■ **SUPPLIED PASSAGE**
§

# Proof Narrative: There are no positive integer solutions to the equation x^4 + y^4 = z^4.

## Verdict

**Verdict: UNDETERMINED**

This is one of the most famous results in mathematics — yet our engine cannot fully verify it. Here's what we found, and why that gap matters.

## What was claimed?

The claim is that no matter what positive whole numbers you pick for x, y, and z, you will never find a combination where x⁴ + y⁴ equals z⁴. If you double every number, raise it to the fourth power, and try to make two of them add up to a third — it simply cannot be done. This is a special case of Fermat's Last Theorem, a problem that stumped mathematicians for over 350 years and became one of the most celebrated puzzles in the history of mathematics.

## What did we find?

We began with a brute-force sweep: checking every combination of x and y up to 1,000 — over half a million pairs — and computing whether x⁴ + y⁴ ever lands on a perfect fourth power. It never did. Not once.

To make sure this wasn't a fluke of our algorithm, we ran a second search using a completely different approach. Instead of building up from x and y, we started from every possible z up to 1,000 and asked: does z⁴ minus x⁴ ever equal a fourth power? Again, zero solutions.

§

■ **DATA RECORDS**
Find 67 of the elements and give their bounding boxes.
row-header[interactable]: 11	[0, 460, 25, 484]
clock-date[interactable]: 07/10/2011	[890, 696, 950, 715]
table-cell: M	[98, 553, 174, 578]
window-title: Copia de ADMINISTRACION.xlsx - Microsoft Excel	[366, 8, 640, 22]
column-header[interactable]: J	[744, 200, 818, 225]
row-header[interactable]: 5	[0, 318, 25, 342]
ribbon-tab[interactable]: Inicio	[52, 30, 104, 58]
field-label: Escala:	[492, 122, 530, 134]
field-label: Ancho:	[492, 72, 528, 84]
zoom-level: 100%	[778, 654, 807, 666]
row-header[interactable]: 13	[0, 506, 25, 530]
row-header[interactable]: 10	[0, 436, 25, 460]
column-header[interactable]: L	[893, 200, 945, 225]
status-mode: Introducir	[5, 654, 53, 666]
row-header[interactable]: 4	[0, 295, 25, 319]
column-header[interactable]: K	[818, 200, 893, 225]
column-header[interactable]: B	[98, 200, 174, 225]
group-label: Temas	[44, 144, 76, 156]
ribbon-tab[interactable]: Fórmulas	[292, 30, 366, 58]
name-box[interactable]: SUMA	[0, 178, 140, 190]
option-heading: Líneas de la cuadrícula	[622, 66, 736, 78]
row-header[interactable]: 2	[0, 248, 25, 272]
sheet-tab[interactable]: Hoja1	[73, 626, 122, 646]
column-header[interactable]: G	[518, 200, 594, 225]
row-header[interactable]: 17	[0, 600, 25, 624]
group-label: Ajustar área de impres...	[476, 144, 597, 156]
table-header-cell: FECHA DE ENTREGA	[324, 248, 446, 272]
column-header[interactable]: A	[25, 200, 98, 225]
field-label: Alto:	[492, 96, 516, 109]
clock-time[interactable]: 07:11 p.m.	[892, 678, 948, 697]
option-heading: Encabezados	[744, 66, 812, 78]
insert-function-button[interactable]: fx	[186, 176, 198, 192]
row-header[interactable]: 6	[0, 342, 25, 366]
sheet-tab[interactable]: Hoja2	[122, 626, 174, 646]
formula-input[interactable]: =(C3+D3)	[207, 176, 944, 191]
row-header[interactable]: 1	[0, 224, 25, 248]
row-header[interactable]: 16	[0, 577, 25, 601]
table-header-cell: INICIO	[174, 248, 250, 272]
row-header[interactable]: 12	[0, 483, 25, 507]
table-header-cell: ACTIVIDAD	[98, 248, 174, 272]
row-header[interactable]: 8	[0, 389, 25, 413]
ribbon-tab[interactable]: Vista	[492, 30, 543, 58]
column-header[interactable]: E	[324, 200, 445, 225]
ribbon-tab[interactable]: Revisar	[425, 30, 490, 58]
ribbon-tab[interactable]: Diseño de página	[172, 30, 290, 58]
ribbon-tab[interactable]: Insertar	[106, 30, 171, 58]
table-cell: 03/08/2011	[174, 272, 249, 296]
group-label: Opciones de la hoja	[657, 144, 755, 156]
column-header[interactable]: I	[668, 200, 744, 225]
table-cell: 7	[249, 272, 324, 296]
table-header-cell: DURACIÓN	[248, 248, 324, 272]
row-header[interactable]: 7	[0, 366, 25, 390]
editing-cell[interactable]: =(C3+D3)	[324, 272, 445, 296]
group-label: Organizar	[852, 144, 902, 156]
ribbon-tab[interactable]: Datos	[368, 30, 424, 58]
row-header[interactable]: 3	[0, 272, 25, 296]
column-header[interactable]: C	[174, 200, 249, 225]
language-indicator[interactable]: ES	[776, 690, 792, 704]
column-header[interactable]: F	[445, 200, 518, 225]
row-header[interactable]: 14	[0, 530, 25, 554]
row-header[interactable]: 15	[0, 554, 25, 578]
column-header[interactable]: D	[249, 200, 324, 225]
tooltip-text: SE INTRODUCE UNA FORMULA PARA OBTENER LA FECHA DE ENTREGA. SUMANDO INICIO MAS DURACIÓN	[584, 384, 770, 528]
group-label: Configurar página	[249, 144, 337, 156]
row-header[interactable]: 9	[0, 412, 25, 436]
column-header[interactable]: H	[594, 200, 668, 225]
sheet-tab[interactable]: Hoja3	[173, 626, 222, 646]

§

■ **WORK INSTRUCTIONS**
Copy the part of the proof narrative that opens with the words containing "## What was" and closes with "did we find?". Work only from the proof narrative, not from the material.

■ **EXPECTED OUTPUT**
## What was claimed?

The claim is that no matter what positive whole numbers you pick for x, y, and z, you will never find a combination where x⁴ + y⁴ equals z⁴. If you double every number, raise it to the fourth power, and try to make two of them add up to a third — it simply cannot be done. This is a special case of Fermat's Last Theorem, a problem that stumped mathematicians for over 350 years and became one of the most celebrated puzzles in the history of mathematics.

## What did we find?